_SET EXERCISE 1_
Please reproduce the passage of the Nintendo Switch thread from "Ok, I got my" to "to play it.", word for word.

_TEXT BLOCK_
╔══

Nintendo Switch

it shouldn’tmatter: if you are using a family online pass and added your daughter 's account, she has access to everything online pass-ish.

Well, on the second switch, she doesn’t. That’s a fact.

silly question : did you download the expansion pack on the second console ? those tracks need to be downloaded on each console manually from the store

Wut? I’ve never done that on the main switch.

oh you did, or you wouldn’t have access to them!

ah they need to be grabbed from the online thing, not the store, probably.

Ok, I got my Switchoon today and it is lovely. However, I haven’t bought any games yet and have a n00b question I need clarifying before I do: 13 Sentinels is like £50 on the online store but £33 for the physical version. If I buy the physical version, can I basically just install it then chuck the media in a drawer somewhere until such a time where I’d wanna re-install it?

(This would be, like, the first physical game I’ve bought in 9 years - the last was Alien Isolation.)

Like all consoles, if you have a physical copy of a game, you have to have the physical media in the system to be able to play it.

No. Physical games have to be in the device to play them.

The good thing about physical though is you can share them and/or re-sell them when you’re done with them.

And you have them forever, even after the eShop is terminated and your Switch dies and you buy a replacement on eBay.

Patches/DLC, well, idk. But I BELIEVE they can be transferred from one Switch to another without either of them being on the Internet. Patches can, at least, if Nintendo documentation is to be believed. DLC maybe not since Nintendo would want to nanny the copyright status.

Assuming you haven’t lost them. I lost something like a dozen of my DS carts and Switch carts are even smaller.

I mean… that’s kind of a you problem. That’s not exactly common. That’s why they give you those plastic boxes to keep them in.

I’ve lost my top collection of the very best of the DS. 12 incredible game cartridges. I had put them in a very safe place before changing continents. When I got back home a few years ago, I couldn’t find them. Haven’t been able since. They are really, really safe!

I have a pretty pragmatic view of digital games on Nintendo platforms.

I have a lot of digital games on my 3DS, and a few across Wii and Wii U.

  • Wii - The few digital games I have, I already chose to repurchase on newer platforms anyway. I doubt I’ll go back to play my Wii, but if I do, any digital-only games I have I have no qualms in hacking and downloading illigitimately.

╚══

_MATERIAL_
╔══

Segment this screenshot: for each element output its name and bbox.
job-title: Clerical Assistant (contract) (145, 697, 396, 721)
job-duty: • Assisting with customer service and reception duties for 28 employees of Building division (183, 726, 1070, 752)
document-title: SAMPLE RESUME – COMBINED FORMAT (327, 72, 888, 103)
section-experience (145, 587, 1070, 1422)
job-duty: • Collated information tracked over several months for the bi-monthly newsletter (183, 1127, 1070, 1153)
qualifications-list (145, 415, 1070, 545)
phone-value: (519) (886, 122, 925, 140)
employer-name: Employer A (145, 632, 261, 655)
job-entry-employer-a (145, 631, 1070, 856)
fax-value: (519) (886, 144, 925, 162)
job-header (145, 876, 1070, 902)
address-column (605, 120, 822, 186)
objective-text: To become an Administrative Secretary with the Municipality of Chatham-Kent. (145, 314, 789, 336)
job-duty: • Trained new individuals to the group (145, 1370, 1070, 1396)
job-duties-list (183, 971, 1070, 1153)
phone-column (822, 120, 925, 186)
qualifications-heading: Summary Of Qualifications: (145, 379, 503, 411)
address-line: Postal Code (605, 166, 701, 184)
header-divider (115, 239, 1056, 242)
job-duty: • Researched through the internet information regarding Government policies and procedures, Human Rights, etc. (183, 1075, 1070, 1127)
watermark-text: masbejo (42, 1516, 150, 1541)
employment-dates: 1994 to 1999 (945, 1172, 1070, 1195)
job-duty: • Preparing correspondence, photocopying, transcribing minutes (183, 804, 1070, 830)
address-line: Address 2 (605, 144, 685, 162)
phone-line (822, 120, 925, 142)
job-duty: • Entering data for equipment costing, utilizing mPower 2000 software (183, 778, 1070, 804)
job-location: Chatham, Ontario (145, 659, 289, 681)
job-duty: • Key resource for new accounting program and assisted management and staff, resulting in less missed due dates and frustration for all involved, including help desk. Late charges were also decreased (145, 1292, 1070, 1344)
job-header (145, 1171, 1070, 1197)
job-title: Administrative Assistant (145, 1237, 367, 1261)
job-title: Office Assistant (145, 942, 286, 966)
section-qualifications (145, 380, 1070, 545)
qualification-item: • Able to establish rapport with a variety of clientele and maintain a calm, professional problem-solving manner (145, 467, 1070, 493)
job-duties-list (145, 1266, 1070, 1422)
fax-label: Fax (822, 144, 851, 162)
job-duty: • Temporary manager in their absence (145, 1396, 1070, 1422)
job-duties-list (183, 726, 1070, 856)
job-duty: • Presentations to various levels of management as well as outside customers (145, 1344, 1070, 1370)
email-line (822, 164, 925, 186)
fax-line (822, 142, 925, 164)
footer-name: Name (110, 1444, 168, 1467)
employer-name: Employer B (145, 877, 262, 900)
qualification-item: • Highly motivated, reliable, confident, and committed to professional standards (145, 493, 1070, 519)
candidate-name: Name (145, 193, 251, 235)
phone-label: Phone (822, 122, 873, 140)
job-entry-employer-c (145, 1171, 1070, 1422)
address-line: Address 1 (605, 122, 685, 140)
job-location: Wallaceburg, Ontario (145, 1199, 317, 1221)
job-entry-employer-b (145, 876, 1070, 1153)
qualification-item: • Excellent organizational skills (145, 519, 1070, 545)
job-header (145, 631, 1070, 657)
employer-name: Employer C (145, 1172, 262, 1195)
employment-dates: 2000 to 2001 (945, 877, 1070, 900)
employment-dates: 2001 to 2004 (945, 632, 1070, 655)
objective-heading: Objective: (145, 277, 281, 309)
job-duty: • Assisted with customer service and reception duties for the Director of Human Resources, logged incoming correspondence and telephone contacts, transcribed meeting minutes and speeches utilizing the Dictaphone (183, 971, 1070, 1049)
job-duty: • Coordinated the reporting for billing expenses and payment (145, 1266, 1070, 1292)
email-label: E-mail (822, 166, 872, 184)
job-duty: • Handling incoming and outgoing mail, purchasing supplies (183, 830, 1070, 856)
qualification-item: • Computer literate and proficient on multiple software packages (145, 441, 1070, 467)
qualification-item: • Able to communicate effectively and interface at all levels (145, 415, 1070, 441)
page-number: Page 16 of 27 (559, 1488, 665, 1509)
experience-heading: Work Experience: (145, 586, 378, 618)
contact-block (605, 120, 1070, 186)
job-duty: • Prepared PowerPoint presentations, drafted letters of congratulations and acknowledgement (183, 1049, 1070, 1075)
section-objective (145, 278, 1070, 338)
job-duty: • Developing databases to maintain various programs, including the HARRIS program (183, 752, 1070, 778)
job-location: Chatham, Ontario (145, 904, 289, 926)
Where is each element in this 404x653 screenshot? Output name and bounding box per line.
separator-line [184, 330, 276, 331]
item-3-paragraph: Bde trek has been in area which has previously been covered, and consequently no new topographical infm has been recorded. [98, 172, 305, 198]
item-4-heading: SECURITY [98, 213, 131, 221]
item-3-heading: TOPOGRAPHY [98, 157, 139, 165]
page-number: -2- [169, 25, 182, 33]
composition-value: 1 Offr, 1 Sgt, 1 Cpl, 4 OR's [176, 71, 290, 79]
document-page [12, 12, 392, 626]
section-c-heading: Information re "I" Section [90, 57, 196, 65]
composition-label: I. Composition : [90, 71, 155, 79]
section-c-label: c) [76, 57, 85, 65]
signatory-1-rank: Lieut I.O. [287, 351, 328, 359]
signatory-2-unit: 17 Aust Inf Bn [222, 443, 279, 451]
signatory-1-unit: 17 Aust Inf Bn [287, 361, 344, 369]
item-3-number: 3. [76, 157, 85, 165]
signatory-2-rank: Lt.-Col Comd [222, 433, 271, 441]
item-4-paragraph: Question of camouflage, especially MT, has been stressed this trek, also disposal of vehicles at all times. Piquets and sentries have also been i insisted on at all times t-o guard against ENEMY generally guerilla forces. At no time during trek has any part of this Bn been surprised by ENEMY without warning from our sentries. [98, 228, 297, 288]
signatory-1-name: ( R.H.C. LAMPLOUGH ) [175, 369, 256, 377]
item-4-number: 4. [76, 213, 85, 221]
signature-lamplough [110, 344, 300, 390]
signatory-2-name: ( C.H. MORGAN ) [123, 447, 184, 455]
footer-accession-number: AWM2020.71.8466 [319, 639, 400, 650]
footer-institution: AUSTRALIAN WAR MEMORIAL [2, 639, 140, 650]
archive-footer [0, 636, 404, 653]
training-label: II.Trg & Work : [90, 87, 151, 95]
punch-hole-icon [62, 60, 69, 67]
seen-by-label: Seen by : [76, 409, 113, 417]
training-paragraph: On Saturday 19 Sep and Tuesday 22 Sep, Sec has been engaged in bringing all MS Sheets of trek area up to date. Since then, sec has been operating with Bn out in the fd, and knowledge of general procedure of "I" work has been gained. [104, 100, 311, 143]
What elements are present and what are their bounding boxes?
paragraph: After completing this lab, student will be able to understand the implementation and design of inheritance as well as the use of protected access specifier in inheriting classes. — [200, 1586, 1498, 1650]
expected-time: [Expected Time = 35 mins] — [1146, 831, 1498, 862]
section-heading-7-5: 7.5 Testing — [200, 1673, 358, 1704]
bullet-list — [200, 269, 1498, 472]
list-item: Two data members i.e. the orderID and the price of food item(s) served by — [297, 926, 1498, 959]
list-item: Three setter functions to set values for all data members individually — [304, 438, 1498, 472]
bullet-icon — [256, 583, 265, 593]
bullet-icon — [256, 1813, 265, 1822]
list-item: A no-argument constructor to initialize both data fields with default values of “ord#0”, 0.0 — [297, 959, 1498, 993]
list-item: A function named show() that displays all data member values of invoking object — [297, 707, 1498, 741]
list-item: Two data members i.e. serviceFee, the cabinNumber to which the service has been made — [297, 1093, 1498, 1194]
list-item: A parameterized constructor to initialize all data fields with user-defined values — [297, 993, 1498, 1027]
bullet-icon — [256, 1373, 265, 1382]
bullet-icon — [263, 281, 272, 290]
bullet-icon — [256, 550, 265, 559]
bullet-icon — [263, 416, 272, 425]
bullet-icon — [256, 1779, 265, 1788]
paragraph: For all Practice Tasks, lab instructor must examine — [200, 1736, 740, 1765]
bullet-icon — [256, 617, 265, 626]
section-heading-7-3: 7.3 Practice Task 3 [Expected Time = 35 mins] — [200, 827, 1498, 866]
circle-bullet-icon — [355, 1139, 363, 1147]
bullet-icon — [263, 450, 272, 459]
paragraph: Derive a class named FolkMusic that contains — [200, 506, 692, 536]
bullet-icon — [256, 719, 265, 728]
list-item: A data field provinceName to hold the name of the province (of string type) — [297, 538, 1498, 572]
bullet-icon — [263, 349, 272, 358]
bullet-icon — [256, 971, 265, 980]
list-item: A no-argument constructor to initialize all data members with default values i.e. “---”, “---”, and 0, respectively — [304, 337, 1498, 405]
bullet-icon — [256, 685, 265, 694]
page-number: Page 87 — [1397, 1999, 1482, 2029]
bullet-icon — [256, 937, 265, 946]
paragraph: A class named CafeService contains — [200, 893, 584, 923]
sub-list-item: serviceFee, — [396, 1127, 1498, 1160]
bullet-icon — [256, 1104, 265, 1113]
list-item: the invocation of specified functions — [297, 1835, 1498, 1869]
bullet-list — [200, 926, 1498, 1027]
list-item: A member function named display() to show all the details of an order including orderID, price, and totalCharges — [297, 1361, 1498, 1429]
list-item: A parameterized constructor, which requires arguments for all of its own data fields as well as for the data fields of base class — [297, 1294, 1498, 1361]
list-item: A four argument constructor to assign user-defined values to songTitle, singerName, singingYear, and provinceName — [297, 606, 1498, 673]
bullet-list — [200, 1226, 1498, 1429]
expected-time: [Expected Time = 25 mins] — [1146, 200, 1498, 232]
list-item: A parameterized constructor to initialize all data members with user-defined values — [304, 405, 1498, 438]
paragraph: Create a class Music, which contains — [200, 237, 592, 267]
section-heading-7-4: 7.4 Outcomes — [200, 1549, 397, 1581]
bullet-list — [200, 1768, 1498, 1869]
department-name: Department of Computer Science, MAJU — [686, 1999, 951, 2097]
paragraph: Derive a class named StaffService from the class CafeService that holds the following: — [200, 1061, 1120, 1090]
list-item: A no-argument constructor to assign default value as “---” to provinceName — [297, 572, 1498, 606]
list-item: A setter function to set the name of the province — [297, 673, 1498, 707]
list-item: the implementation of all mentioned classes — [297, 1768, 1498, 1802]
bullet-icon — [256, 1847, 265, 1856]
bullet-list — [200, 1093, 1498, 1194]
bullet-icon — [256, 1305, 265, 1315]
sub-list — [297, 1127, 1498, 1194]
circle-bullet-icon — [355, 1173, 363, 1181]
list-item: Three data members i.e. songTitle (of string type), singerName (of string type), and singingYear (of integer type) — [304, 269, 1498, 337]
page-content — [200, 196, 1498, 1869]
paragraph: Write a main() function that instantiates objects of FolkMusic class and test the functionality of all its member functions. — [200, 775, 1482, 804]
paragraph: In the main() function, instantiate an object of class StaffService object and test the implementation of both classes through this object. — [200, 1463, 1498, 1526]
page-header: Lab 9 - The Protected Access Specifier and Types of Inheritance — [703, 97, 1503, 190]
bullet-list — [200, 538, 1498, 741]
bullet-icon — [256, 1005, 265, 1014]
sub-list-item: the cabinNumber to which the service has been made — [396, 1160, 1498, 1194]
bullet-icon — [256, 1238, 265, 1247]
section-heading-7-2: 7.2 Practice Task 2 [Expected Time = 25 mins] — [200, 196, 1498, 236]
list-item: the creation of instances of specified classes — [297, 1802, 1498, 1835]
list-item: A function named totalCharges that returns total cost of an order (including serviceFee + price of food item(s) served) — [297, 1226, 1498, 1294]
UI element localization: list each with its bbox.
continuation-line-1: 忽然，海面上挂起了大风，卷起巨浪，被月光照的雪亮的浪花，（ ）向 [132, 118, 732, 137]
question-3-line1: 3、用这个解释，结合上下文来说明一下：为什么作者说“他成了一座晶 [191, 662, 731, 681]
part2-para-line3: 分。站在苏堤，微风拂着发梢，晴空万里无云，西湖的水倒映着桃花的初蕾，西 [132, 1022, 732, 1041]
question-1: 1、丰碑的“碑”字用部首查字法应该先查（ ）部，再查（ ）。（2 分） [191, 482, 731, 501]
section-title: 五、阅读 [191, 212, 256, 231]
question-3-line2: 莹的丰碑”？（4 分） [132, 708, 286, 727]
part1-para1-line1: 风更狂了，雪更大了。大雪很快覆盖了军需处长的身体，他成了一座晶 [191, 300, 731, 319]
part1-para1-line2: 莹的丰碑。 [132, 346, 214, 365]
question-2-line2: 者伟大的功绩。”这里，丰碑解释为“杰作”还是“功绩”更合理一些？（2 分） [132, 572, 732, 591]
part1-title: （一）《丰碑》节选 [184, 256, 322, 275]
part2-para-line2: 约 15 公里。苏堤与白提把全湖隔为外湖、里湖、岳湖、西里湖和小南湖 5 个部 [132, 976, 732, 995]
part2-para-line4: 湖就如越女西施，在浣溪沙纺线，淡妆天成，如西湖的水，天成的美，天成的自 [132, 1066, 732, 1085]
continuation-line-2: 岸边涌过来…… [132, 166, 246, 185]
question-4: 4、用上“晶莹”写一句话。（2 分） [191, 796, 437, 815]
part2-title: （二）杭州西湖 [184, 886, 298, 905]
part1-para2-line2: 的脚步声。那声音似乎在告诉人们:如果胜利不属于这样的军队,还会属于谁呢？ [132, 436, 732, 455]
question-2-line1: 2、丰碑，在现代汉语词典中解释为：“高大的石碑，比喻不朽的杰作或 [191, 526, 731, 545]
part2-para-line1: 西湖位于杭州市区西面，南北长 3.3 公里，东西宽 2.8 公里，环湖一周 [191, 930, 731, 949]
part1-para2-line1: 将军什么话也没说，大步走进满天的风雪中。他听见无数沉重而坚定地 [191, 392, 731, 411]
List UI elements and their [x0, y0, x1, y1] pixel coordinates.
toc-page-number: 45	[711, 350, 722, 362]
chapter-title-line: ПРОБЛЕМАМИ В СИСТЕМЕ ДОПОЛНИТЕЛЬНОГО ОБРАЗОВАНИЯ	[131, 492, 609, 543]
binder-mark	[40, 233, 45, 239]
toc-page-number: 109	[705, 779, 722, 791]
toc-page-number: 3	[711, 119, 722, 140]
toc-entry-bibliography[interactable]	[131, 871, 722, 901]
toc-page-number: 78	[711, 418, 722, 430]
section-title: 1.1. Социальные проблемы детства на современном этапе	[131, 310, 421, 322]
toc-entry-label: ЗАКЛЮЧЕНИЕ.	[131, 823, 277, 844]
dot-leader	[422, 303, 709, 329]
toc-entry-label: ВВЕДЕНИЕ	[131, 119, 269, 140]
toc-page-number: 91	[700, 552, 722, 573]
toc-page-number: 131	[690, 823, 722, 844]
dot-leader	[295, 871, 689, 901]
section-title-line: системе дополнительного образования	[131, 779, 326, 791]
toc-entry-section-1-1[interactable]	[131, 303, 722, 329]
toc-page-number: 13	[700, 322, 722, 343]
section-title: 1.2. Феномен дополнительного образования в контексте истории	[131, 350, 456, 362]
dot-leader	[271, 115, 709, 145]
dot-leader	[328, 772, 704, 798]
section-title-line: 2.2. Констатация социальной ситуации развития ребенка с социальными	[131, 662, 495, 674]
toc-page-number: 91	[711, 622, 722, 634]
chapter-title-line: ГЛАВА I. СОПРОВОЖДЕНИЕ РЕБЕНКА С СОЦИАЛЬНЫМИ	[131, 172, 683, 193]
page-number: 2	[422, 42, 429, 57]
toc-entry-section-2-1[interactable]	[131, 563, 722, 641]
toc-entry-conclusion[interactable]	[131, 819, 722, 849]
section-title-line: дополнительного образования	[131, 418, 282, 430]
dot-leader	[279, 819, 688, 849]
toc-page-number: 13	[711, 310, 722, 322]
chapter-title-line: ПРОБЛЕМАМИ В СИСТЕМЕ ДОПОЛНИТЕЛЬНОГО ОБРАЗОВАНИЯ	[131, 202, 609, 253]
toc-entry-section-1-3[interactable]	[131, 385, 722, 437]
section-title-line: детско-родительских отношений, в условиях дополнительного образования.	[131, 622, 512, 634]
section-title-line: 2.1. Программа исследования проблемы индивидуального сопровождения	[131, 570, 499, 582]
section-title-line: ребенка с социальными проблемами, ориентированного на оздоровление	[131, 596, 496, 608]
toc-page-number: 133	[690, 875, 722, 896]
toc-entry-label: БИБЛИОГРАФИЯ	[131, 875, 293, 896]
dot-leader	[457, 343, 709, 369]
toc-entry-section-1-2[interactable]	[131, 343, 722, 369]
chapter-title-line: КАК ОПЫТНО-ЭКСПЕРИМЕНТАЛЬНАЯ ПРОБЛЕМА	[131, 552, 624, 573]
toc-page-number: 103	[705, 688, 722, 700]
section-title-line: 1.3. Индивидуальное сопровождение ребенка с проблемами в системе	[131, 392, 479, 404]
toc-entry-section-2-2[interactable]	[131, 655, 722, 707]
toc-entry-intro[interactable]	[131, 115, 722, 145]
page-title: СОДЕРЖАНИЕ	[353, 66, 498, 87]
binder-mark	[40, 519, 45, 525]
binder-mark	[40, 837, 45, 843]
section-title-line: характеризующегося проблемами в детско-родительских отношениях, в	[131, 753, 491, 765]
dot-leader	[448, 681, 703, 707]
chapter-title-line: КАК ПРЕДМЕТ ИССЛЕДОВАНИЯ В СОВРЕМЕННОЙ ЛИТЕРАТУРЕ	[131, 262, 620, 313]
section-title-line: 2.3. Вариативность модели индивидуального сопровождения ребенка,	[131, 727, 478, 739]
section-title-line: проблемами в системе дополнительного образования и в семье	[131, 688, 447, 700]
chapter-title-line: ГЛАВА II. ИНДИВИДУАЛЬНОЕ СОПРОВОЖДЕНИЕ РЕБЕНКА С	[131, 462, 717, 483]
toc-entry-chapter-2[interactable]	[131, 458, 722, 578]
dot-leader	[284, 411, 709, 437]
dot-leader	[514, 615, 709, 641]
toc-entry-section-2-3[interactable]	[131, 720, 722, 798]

╚══

_SET EXERCISE 2_
Write out the entries from their first line to the line with "phone-column (822, 120, 925, 186)", including both, precisely as they appear.

_ANSWER 1_
Ok, I got my Switchoon today and it is lovely. However, I haven’t bought any games yet and have a n00b question I need clarifying before I do: 13 Sentinels is like £50 on the online store but £33 for the physical version. If I buy the physical version, can I basically just install it then chuck the media in a drawer somewhere until such a time where I’d wanna re-install it?

(This would be, like, the first physical game I’ve bought in 9 years - the last was Alien Isolation.)

Like all consoles, if you have a physical copy of a game, you have to have the physical media in the system to be able to play it.

_ANSWER 2_
Segment this screenshot: for each element output its name and bbox.
job-title: Clerical Assistant (contract) (145, 697, 396, 721)
job-duty: • Assisting with customer service and reception duties for 28 employees of Building division (183, 726, 1070, 752)
document-title: SAMPLE RESUME – COMBINED FORMAT (327, 72, 888, 103)
section-experience (145, 587, 1070, 1422)
job-duty: • Collated information tracked over several months for the bi-monthly newsletter (183, 1127, 1070, 1153)
qualifications-list (145, 415, 1070, 545)
phone-value: (519) (886, 122, 925, 140)
employer-name: Employer A (145, 632, 261, 655)
job-entry-employer-a (145, 631, 1070, 856)
fax-value: (519) (886, 144, 925, 162)
job-header (145, 876, 1070, 902)
address-column (605, 120, 822, 186)
objective-text: To become an Administrative Secretary with the Municipality of Chatham-Kent. (145, 314, 789, 336)
job-duty: • Trained new individuals to the group (145, 1370, 1070, 1396)
job-duties-list (183, 971, 1070, 1153)
phone-column (822, 120, 925, 186)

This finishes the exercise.